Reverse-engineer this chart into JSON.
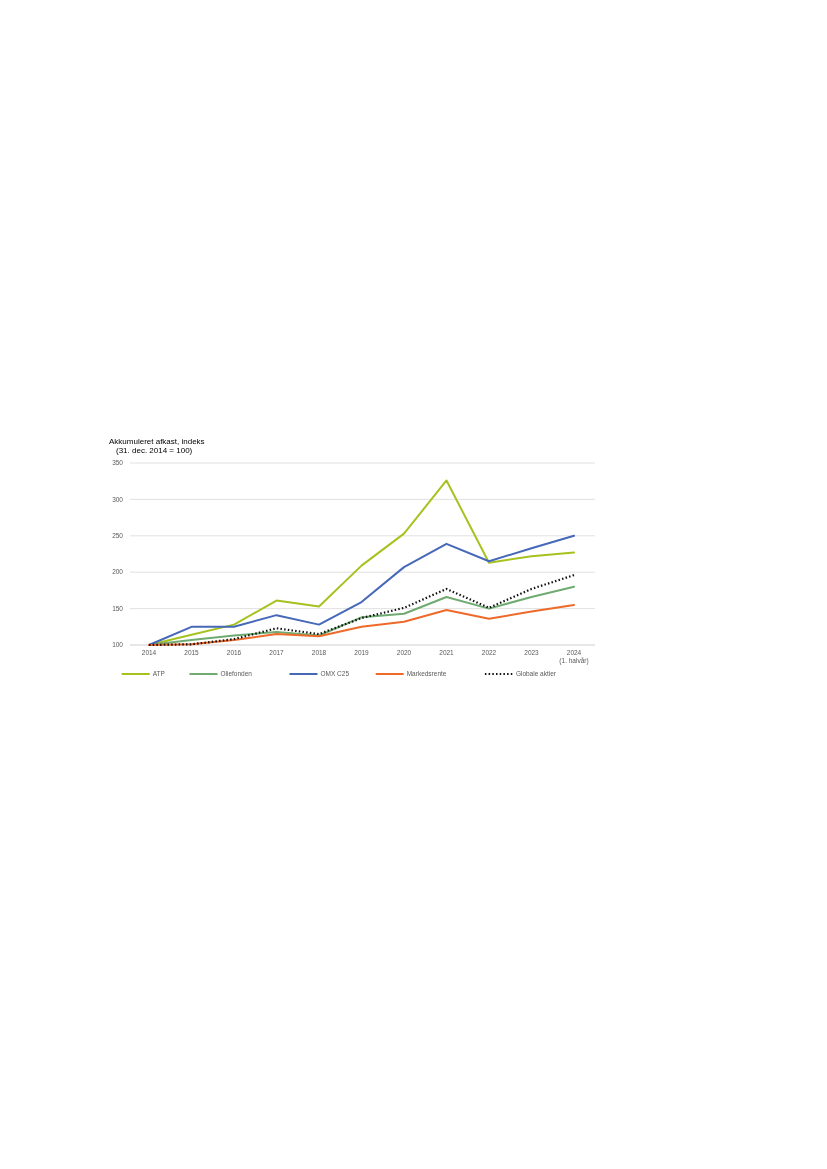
{
  "chart_data": {
    "type": "line",
    "title": "Akkumuleret afkast, indeks",
    "subtitle": "(31. dec. 2014 = 100)",
    "categories": [
      "2014",
      "2015",
      "2016",
      "2017",
      "2018",
      "2019",
      "2020",
      "2021",
      "2022",
      "2023",
      "2024\n(1. halvår)"
    ],
    "series": [
      {
        "name": "ATP",
        "color": "#a5c21f",
        "values": [
          100,
          114,
          128,
          161,
          153,
          209,
          253,
          326,
          213,
          222,
          227
        ]
      },
      {
        "name": "Oliefonden",
        "color": "#6fab71",
        "values": [
          100,
          107,
          113,
          118,
          113,
          138,
          143,
          166,
          150,
          166,
          180
        ]
      },
      {
        "name": "OMX C25",
        "color": "#4668b8",
        "values": [
          100,
          125,
          125,
          141,
          128,
          159,
          207,
          239,
          215,
          233,
          250
        ]
      },
      {
        "name": "Markedsrente",
        "color": "#ee6a2a",
        "values": [
          100,
          101,
          107,
          115,
          112,
          125,
          132,
          148,
          136,
          146,
          155
        ]
      },
      {
        "name": "Globale aktier",
        "color": "#111111",
        "line_style": "dotted",
        "values": [
          100,
          101,
          108,
          123,
          115,
          137,
          151,
          177,
          151,
          177,
          196
        ]
      }
    ],
    "ylim": [
      100,
      350
    ],
    "yticks": [
      100,
      150,
      200,
      250,
      300,
      350
    ],
    "grid": "y",
    "legend": "bottom",
    "marker": "none",
    "line_style": "solid"
  }
}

What is being asked: Copy the records above exactly, omitting every picture.

Solution to this task:
Reverse-engineer this chart into JSON.
{
  "chart_data": {
    "type": "line",
    "title": "Akkumuleret afkast, indeks",
    "subtitle": "(31. dec. 2014 = 100)",
    "categories": [
      "2014",
      "2015",
      "2016",
      "2017",
      "2018",
      "2019",
      "2020",
      "2021",
      "2022",
      "2023",
      "2024\n(1. halvår)"
    ],
    "series": [
      {
        "name": "ATP",
        "color": "#a5c21f",
        "values": [
          100,
          114,
          128,
          161,
          153,
          209,
          253,
          326,
          213,
          222,
          227
        ]
      },
      {
        "name": "Oliefonden",
        "color": "#6fab71",
        "values": [
          100,
          107,
          113,
          118,
          113,
          138,
          143,
          166,
          150,
          166,
          180
        ]
      },
      {
        "name": "OMX C25",
        "color": "#4668b8",
        "values": [
          100,
          125,
          125,
          141,
          128,
          159,
          207,
          239,
          215,
          233,
          250
        ]
      },
      {
        "name": "Markedsrente",
        "color": "#ee6a2a",
        "values": [
          100,
          101,
          107,
          115,
          112,
          125,
          132,
          148,
          136,
          146,
          155
        ]
      },
      {
        "name": "Globale aktier",
        "color": "#111111",
        "line_style": "dotted",
        "values": [
          100,
          101,
          108,
          123,
          115,
          137,
          151,
          177,
          151,
          177,
          196
        ]
      }
    ],
    "ylim": [
      100,
      350
    ],
    "yticks": [
      100,
      150,
      200,
      250,
      300,
      350
    ],
    "grid": "y",
    "legend": "bottom",
    "marker": "none",
    "line_style": "solid"
  }
}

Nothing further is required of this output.